▶ _WHAT YOU SHOULD DO_
Copy out each line featuring the string "الصائم" from the entries beneath.

★ ★ ★ ★ ★

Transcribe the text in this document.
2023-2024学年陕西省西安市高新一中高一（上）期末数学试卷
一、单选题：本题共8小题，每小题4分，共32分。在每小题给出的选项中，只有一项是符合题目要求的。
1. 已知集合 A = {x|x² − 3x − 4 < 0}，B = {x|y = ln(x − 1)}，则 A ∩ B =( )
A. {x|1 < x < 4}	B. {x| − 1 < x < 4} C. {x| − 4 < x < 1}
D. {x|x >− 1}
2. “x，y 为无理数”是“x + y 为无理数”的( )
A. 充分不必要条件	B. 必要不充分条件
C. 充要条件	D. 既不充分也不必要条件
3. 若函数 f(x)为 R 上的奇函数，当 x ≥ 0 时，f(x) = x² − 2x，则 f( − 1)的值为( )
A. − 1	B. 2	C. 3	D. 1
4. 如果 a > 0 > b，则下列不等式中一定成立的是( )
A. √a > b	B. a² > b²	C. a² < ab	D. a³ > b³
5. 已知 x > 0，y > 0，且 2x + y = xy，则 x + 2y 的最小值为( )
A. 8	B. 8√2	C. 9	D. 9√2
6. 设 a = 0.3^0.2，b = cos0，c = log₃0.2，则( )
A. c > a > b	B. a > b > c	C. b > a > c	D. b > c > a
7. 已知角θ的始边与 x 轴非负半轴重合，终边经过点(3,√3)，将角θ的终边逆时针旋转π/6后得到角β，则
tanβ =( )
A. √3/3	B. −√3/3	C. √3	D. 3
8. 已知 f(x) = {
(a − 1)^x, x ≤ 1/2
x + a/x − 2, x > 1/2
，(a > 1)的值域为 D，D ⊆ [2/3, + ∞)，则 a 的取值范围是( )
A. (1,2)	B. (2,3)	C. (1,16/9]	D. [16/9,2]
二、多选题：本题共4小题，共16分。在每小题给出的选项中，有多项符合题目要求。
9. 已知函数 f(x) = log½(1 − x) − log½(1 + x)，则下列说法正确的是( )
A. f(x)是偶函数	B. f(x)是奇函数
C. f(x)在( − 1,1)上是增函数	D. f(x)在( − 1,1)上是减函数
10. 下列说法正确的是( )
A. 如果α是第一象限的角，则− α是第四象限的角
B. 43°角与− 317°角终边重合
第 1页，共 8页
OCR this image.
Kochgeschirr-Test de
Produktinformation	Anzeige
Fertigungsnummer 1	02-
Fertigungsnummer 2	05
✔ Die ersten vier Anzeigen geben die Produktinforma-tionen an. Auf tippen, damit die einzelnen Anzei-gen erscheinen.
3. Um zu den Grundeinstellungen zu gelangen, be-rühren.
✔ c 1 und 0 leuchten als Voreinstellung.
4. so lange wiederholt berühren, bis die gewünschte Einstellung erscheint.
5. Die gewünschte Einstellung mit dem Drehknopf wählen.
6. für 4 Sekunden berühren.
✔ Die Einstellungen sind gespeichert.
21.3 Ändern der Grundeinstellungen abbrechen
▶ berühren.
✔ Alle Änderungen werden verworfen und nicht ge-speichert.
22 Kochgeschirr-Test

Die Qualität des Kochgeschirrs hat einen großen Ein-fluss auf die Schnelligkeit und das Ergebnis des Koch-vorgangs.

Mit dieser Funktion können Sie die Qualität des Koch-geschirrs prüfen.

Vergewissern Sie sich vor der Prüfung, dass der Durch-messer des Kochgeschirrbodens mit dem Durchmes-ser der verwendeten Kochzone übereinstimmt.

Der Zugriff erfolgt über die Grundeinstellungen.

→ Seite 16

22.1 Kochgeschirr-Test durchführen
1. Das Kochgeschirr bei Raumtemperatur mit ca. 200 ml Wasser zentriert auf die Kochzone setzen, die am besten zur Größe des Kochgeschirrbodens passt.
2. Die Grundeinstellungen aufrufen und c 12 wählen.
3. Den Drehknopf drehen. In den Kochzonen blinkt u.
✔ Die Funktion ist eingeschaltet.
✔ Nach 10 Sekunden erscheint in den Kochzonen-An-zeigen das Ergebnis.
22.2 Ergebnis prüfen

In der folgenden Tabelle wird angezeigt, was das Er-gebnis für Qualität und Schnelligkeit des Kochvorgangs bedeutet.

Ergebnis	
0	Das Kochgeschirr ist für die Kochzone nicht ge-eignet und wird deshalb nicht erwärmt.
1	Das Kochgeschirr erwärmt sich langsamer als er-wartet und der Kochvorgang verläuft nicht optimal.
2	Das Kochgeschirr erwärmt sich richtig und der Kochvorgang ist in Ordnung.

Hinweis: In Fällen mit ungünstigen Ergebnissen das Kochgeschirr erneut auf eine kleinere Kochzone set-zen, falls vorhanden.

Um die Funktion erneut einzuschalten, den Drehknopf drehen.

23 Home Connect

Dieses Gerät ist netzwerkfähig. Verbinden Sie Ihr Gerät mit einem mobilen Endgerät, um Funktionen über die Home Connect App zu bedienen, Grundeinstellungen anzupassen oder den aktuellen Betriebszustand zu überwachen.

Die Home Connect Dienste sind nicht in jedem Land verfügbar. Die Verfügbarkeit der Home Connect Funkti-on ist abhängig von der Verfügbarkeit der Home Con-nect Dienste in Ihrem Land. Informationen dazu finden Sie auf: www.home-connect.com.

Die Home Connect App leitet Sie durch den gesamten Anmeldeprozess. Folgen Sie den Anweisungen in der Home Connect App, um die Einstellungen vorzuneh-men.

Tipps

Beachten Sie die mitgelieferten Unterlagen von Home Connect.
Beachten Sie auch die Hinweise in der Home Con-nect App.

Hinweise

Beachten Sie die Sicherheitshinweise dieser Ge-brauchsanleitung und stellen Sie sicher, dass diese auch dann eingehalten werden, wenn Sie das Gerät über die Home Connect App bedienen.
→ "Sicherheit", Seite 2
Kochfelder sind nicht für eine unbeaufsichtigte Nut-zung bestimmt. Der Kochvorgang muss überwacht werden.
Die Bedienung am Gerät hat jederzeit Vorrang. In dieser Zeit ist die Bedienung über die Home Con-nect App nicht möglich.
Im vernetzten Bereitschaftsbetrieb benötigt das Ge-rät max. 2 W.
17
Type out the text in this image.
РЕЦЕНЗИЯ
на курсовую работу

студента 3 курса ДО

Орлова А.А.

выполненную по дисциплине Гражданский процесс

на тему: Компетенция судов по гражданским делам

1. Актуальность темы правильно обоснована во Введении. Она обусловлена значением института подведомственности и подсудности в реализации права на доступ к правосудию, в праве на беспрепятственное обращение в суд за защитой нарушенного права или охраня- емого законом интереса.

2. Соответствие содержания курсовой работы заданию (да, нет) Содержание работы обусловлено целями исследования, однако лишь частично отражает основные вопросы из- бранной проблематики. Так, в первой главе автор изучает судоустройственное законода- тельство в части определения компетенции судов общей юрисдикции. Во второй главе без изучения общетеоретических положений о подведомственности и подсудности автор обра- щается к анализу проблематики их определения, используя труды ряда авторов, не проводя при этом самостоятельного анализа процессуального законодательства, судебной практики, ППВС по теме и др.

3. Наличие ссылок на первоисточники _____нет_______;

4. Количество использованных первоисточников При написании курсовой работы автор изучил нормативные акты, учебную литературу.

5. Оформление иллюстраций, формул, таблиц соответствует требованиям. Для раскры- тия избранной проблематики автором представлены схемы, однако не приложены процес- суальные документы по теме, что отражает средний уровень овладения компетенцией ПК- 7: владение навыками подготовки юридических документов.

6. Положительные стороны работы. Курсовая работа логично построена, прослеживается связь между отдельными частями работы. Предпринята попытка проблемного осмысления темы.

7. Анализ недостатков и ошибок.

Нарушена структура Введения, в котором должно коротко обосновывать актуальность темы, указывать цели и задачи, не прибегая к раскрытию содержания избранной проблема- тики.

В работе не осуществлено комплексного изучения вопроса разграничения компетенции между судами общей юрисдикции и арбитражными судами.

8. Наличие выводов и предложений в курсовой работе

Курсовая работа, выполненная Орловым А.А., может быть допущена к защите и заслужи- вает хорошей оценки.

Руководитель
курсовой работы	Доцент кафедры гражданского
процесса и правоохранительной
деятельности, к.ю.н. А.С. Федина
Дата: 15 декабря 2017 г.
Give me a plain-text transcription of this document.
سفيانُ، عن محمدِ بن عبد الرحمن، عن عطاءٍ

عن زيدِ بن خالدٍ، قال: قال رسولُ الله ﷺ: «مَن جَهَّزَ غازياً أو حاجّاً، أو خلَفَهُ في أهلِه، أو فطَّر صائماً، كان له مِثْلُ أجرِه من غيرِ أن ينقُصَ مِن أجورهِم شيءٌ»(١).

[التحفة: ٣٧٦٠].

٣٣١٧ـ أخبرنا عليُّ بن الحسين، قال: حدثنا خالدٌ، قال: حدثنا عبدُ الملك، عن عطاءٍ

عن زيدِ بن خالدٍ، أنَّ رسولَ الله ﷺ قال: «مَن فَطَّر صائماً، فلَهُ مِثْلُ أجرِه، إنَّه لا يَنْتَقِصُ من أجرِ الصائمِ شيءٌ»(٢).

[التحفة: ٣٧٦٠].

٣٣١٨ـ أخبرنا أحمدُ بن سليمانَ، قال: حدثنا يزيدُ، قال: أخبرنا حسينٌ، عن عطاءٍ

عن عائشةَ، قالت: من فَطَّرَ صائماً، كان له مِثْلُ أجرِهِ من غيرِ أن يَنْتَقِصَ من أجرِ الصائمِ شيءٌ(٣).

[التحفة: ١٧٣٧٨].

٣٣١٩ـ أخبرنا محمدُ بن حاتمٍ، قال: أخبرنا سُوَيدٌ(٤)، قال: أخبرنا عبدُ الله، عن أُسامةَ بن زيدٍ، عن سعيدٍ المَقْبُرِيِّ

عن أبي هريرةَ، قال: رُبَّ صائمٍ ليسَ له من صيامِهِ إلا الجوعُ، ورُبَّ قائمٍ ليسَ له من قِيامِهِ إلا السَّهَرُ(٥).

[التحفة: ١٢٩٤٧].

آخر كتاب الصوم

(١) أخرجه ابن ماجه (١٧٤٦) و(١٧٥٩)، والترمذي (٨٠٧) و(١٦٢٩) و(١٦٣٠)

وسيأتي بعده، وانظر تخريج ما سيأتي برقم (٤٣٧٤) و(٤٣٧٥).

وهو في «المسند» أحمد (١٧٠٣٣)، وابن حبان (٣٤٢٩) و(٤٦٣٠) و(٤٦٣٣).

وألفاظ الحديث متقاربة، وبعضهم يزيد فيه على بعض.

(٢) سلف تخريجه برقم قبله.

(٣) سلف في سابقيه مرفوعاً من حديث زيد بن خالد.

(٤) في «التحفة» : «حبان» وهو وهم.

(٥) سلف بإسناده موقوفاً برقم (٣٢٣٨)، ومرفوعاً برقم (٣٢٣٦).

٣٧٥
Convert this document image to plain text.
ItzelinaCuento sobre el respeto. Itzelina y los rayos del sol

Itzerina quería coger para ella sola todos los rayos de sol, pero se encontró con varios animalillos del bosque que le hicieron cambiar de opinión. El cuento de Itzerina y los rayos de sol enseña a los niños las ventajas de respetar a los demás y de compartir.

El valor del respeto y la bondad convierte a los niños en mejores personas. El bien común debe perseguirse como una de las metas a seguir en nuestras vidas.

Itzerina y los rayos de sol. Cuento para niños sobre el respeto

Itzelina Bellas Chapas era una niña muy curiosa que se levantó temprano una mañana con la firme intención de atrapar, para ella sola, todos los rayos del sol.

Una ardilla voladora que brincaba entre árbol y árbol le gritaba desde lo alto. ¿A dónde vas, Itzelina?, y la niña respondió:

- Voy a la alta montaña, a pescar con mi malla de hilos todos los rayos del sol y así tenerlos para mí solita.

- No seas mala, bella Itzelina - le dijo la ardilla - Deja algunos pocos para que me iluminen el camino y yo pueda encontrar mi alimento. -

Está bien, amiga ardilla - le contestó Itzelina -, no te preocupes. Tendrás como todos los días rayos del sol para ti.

★ ★ ★ ★ ★

▶ _FINISHED TASK_
عن زيدِ بن خالدٍ، أنَّ رسولَ الله ﷺ قال: «مَن فَطَّر صائماً، فلَهُ مِثْلُ أجرِه، إنَّه لا يَنْتَقِصُ من أجرِ الصائمِ شيءٌ»(٢).
عن عائشةَ، قالت: من فَطَّرَ صائماً، كان له مِثْلُ أجرِهِ من غيرِ أن يَنْتَقِصَ من أجرِ الصائمِ شيءٌ(٣).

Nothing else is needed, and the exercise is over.